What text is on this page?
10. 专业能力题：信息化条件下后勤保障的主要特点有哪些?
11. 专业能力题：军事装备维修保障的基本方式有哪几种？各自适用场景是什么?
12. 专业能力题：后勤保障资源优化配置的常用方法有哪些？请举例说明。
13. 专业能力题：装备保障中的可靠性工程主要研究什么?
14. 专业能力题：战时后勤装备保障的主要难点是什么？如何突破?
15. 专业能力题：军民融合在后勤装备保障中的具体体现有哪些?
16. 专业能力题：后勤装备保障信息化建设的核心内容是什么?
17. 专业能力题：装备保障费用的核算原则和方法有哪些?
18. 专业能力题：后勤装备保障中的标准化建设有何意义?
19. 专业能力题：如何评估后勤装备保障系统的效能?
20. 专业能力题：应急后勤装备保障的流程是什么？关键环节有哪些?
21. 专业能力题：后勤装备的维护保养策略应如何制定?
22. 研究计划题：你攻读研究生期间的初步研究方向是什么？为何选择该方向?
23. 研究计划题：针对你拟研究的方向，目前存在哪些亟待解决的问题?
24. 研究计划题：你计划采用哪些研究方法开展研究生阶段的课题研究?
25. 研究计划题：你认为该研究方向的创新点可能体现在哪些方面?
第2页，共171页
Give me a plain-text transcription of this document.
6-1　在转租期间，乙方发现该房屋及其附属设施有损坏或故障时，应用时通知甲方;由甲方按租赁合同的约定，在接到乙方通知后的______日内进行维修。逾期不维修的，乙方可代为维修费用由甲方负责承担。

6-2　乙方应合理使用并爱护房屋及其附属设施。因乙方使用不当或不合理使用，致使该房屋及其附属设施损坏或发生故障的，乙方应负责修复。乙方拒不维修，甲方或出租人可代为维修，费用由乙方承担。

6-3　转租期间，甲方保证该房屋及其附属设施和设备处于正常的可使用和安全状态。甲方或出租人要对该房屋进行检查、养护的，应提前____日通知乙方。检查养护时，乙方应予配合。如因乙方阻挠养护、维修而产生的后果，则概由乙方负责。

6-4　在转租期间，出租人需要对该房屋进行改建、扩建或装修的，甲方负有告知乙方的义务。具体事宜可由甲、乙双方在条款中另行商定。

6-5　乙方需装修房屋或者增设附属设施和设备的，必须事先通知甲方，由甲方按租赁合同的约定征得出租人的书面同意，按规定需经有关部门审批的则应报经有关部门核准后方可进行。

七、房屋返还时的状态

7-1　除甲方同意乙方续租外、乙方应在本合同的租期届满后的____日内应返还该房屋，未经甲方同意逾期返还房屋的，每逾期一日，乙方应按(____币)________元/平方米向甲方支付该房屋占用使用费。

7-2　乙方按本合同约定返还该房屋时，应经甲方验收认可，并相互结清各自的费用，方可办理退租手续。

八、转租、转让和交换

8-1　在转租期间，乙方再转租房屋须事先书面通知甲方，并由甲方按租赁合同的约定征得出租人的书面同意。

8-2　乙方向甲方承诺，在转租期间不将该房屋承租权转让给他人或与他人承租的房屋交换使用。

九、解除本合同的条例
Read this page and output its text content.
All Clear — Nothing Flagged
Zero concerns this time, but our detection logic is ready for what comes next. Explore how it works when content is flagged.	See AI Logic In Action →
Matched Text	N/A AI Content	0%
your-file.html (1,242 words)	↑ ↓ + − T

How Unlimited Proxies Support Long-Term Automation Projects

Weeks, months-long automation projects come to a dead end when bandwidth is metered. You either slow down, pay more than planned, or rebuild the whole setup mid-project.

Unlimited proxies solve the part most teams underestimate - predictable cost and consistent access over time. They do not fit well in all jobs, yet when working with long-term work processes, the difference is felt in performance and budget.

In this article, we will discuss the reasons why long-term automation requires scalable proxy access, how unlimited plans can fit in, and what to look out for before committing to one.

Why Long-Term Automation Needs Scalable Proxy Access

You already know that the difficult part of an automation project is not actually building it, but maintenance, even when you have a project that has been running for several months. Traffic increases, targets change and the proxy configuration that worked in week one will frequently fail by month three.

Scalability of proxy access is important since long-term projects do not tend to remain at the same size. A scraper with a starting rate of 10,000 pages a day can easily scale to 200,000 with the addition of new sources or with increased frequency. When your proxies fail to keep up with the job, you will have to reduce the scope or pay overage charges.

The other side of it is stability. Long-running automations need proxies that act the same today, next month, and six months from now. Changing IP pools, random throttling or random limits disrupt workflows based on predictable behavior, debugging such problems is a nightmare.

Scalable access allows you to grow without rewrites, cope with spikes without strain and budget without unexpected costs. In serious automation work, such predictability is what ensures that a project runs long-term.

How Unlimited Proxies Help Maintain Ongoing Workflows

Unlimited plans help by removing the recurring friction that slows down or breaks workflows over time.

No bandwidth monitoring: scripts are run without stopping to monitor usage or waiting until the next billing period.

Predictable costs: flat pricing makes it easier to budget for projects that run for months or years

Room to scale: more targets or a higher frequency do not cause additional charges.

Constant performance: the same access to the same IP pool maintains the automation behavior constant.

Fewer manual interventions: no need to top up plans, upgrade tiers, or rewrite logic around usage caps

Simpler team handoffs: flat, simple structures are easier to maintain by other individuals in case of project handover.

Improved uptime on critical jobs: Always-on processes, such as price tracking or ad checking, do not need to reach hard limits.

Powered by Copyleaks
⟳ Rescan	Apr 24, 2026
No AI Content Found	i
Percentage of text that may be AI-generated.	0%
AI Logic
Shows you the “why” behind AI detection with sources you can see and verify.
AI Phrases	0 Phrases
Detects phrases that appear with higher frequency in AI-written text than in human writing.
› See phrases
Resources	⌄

→ **What is required**:
Go through the material above and count the lines that contain "down"; answer with the number alone.

→ **Answer to the task**:
2